**WHAT THE EXERCISE ASKS**
Going through the material below, please gather all lines with the word "navios" in them.

Structured figure records:
* * *

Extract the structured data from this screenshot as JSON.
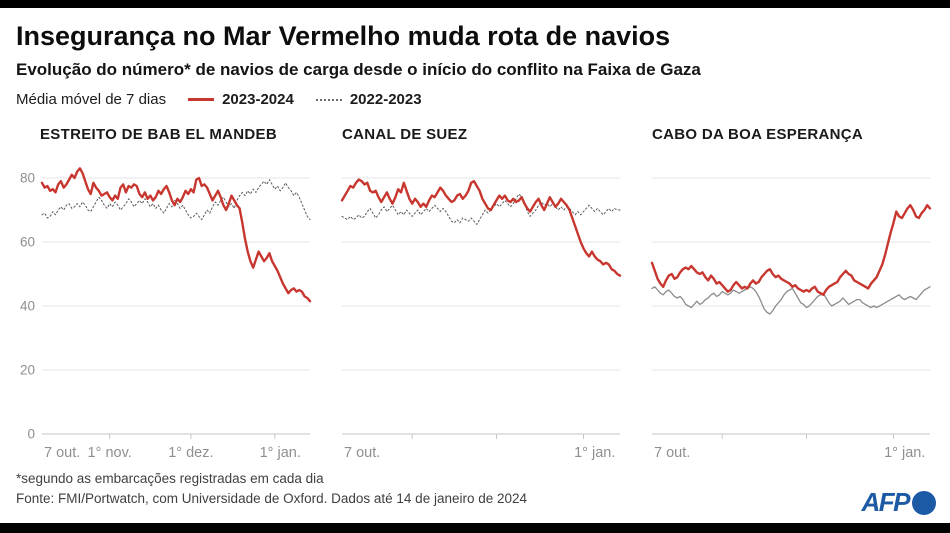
{
  "header": {
    "title": "Insegurança no Mar Vermelho muda rota de navios",
    "subtitle": "Evolução do número* de navios de carga desde o início do conflito na Faixa de Gaza",
    "legend": {
      "label": "Média móvel de 7 dias",
      "items": [
        {
          "label": "2023-2024",
          "color": "#c8372f",
          "style": "solid"
        },
        {
          "label": "2022-2023",
          "color": "#6a6a6a",
          "style": "dotted"
        }
      ]
    }
  },
  "colors": {
    "accent_red": "#c8372f",
    "gray_line": "#5a5a5a",
    "gray_line_light": "#8c8c8c",
    "gridline": "#e6e6e6",
    "axis": "#c6c6c6",
    "axis_text": "#8f8f8f",
    "afp_blue": "#1c5aa5"
  },
  "footer": {
    "note": "*segundo as embarcações registradas em cada dia",
    "source": "Fonte: FMI/Portwatch, com Universidade de Oxford. Dados até 14 de janeiro de 2024",
    "logo_text": "AFP"
  },
  "chart_data": [
    {
      "type": "line",
      "title": "ESTREITO DE BAB EL MANDEB",
      "x_unit": "days_since_7_oct_2023",
      "ylim": [
        0,
        85
      ],
      "y_ticks": [
        0,
        20,
        40,
        60,
        80
      ],
      "show_y_labels": true,
      "x_tick_days": [
        25,
        55,
        86
      ],
      "x_labels": [
        {
          "day": 0,
          "label": "7 out.",
          "anchor": "start"
        },
        {
          "day": 25,
          "label": "1° nov.",
          "anchor": "middle"
        },
        {
          "day": 55,
          "label": "1° dez.",
          "anchor": "middle"
        },
        {
          "day": 88,
          "label": "1° jan.",
          "anchor": "middle"
        }
      ],
      "series": [
        {
          "name": "2023-2024",
          "color": "#c8372f",
          "width": 2.4,
          "dash": "",
          "values": [
            78.5,
            77,
            77.5,
            76,
            76.5,
            75.5,
            78,
            79,
            77,
            78,
            79.5,
            81,
            80,
            82,
            83,
            81.5,
            79,
            76.5,
            75,
            78.5,
            77,
            76,
            74.5,
            75,
            75.5,
            74,
            73,
            74.5,
            73.5,
            77,
            78,
            75.5,
            77.5,
            77,
            78,
            77.5,
            75,
            74,
            75.5,
            73.5,
            74.5,
            73,
            74,
            76,
            75,
            76.5,
            77.5,
            75.5,
            73,
            71.5,
            73.5,
            72.5,
            74,
            76,
            75,
            76.5,
            75.5,
            79.5,
            80,
            77.5,
            78,
            77,
            75,
            73,
            74.5,
            76,
            74,
            71.5,
            70,
            72,
            74.5,
            73,
            71.5,
            70.5,
            66,
            61,
            57,
            54,
            52,
            54.5,
            57,
            55.5,
            54,
            55,
            56.5,
            54,
            52.5,
            51,
            49,
            47,
            45.5,
            44,
            45,
            45.5,
            44.5,
            45,
            44.5,
            43,
            42.5,
            41.5
          ]
        },
        {
          "name": "2022-2023",
          "color": "#5a5a5a",
          "width": 1,
          "dash": "1.6 2.4",
          "values": [
            68.5,
            69,
            67.5,
            68,
            69.5,
            68.5,
            70,
            71,
            70,
            71.5,
            72,
            70.5,
            71,
            72,
            71,
            72.5,
            71.5,
            70,
            69.5,
            71,
            72.5,
            74,
            73,
            71.5,
            70.5,
            72,
            71,
            72.5,
            71.5,
            70,
            71,
            72,
            73.5,
            72.5,
            71,
            72,
            73,
            72,
            73.5,
            72.5,
            71,
            72,
            70.5,
            71.5,
            70,
            69,
            70.5,
            72,
            71,
            73,
            72,
            70.5,
            71.5,
            70,
            68.5,
            67.5,
            68,
            69,
            68,
            67,
            68.5,
            70,
            69,
            71,
            72.5,
            71.5,
            73,
            74,
            72.5,
            71,
            72,
            70.5,
            73,
            74.5,
            75.5,
            74.5,
            76,
            75,
            76.5,
            75.5,
            77,
            78,
            79,
            78,
            79.5,
            78,
            76.5,
            77.5,
            76,
            77,
            78.5,
            77,
            76,
            74.5,
            75.5,
            74,
            72,
            70,
            68,
            67
          ]
        }
      ]
    },
    {
      "type": "line",
      "title": "CANAL DE SUEZ",
      "x_unit": "days_since_7_oct_2023",
      "ylim": [
        0,
        85
      ],
      "y_ticks": [
        0,
        20,
        40,
        60,
        80
      ],
      "show_y_labels": false,
      "x_tick_days": [
        25,
        55,
        86
      ],
      "x_labels": [
        {
          "day": 0,
          "label": "7 out.",
          "anchor": "start"
        },
        {
          "day": 90,
          "label": "1° jan.",
          "anchor": "middle"
        }
      ],
      "series": [
        {
          "name": "2023-2024",
          "color": "#c8372f",
          "width": 2.4,
          "dash": "",
          "values": [
            73,
            74.5,
            76,
            77.5,
            77,
            78.5,
            79.5,
            79,
            78,
            78.5,
            76,
            75.5,
            76,
            74,
            72.5,
            74,
            75.5,
            73.5,
            72,
            74,
            76.5,
            75.5,
            78.5,
            76,
            73.5,
            72,
            73.5,
            72.5,
            71,
            72,
            71,
            73,
            74.5,
            74,
            75.5,
            77,
            76,
            74.5,
            73.5,
            72.5,
            73,
            74.5,
            75,
            73.5,
            74.5,
            76,
            78.5,
            79,
            77.5,
            76,
            73.5,
            72,
            70.5,
            70,
            71.5,
            73,
            74.5,
            73.5,
            74.5,
            73,
            72.5,
            73.5,
            72.5,
            73,
            74,
            72,
            70.5,
            69.5,
            71,
            72.5,
            73.5,
            71.5,
            70,
            72,
            74,
            72.5,
            71,
            72,
            73.5,
            72.5,
            71.5,
            70,
            67.5,
            65,
            62.5,
            60,
            58,
            56.5,
            55.5,
            57,
            55.5,
            54.5,
            54,
            53,
            53.5,
            53,
            51.5,
            51,
            50,
            49.5
          ]
        },
        {
          "name": "2022-2023",
          "color": "#5a5a5a",
          "width": 1,
          "dash": "1.6 2.4",
          "values": [
            68,
            67.5,
            67,
            68,
            67,
            67.5,
            68.5,
            67.5,
            68,
            69.5,
            70.5,
            69,
            67.5,
            68.5,
            70,
            71,
            69.5,
            70.5,
            71.5,
            70,
            68.5,
            69.5,
            68.5,
            70,
            69,
            68,
            69,
            70,
            68.5,
            69.5,
            70.5,
            69.5,
            70.5,
            71.5,
            70.5,
            69.5,
            70.5,
            69.5,
            68,
            66.5,
            66,
            67,
            66,
            67.5,
            67,
            66.5,
            67.5,
            66.5,
            65.5,
            67,
            68.5,
            70,
            69,
            70,
            71,
            72,
            71,
            72,
            73,
            72,
            71,
            72,
            73.5,
            75,
            74,
            72,
            69.5,
            68,
            69,
            70,
            71.5,
            72.5,
            71.5,
            72,
            71,
            72,
            71,
            70,
            71,
            70,
            71,
            70.5,
            69.5,
            68.5,
            69.5,
            68.5,
            69.5,
            70.5,
            71.5,
            70.5,
            69.5,
            70.5,
            69.5,
            68.5,
            69.5,
            70.5,
            69.5,
            70.5,
            70,
            70
          ]
        }
      ]
    },
    {
      "type": "line",
      "title": "CABO DA BOA ESPERANÇA",
      "x_unit": "days_since_7_oct_2023",
      "ylim": [
        0,
        85
      ],
      "y_ticks": [
        0,
        20,
        40,
        60,
        80
      ],
      "show_y_labels": false,
      "x_tick_days": [
        25,
        55,
        86
      ],
      "x_labels": [
        {
          "day": 0,
          "label": "7 out.",
          "anchor": "start"
        },
        {
          "day": 90,
          "label": "1° jan.",
          "anchor": "middle"
        }
      ],
      "series": [
        {
          "name": "2023-2024",
          "color": "#c8372f",
          "width": 2.4,
          "dash": "",
          "values": [
            53.5,
            51,
            48.5,
            47,
            46,
            48,
            49.5,
            50,
            48.5,
            49,
            50.5,
            51.5,
            52,
            51.5,
            52.5,
            51.5,
            50.5,
            50,
            50.5,
            49,
            48,
            49.5,
            48.5,
            47,
            47.5,
            46.5,
            45.5,
            44.5,
            45,
            46.5,
            47.5,
            46.5,
            45.5,
            46,
            45.5,
            47,
            48,
            47,
            47.5,
            49,
            50,
            51,
            51.5,
            50,
            49,
            49.5,
            48.5,
            48,
            47.5,
            47,
            46,
            46.5,
            45.5,
            45,
            44.5,
            45,
            44.5,
            45.5,
            46,
            44.5,
            44,
            43.5,
            45,
            46,
            46.5,
            47,
            47.5,
            49,
            50,
            51,
            50,
            49.5,
            48,
            47.5,
            47,
            46.5,
            46,
            45.5,
            47,
            48,
            49,
            51,
            53,
            56,
            59.5,
            63,
            66,
            69.5,
            68,
            67.5,
            69,
            70.5,
            71.5,
            70,
            68,
            67.5,
            69,
            70,
            71.5,
            70.5
          ]
        },
        {
          "name": "2022-2023",
          "color": "#8c8c8c",
          "width": 1.3,
          "dash": "",
          "values": [
            45.5,
            46,
            45,
            44,
            43.5,
            44.5,
            45,
            44,
            43,
            42.5,
            43,
            42,
            40.5,
            40,
            39.5,
            40.5,
            41.5,
            40.5,
            41,
            42,
            42.5,
            43.5,
            44,
            43,
            43.5,
            44.5,
            44,
            43.5,
            44,
            45,
            44.5,
            44,
            44.5,
            45,
            45.5,
            46,
            45.5,
            44.5,
            43,
            41,
            39,
            38,
            37.5,
            38.5,
            40,
            41,
            42,
            43.5,
            44.5,
            45,
            45.5,
            44,
            42.5,
            41,
            40.5,
            39.5,
            40,
            41,
            42,
            43,
            43.5,
            44,
            42.5,
            41,
            40,
            40.5,
            41,
            41.5,
            42.5,
            41.5,
            40.5,
            41,
            41.5,
            42,
            42,
            41,
            40.5,
            40,
            39.5,
            40,
            39.5,
            40,
            40.5,
            41,
            41.5,
            42,
            42.5,
            43,
            43.5,
            42.5,
            42,
            42.5,
            43,
            42.5,
            42,
            43,
            44,
            45,
            45.5,
            46
          ]
        }
      ]
    }
  ]
}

* * *

**RESULT BELOW**
    "title": "Insegurança no Mar Vermelho muda rota de navios",
    "subtitle": "Evolução do número* de navios de carga desde o início do conflito na Faixa de Gaza",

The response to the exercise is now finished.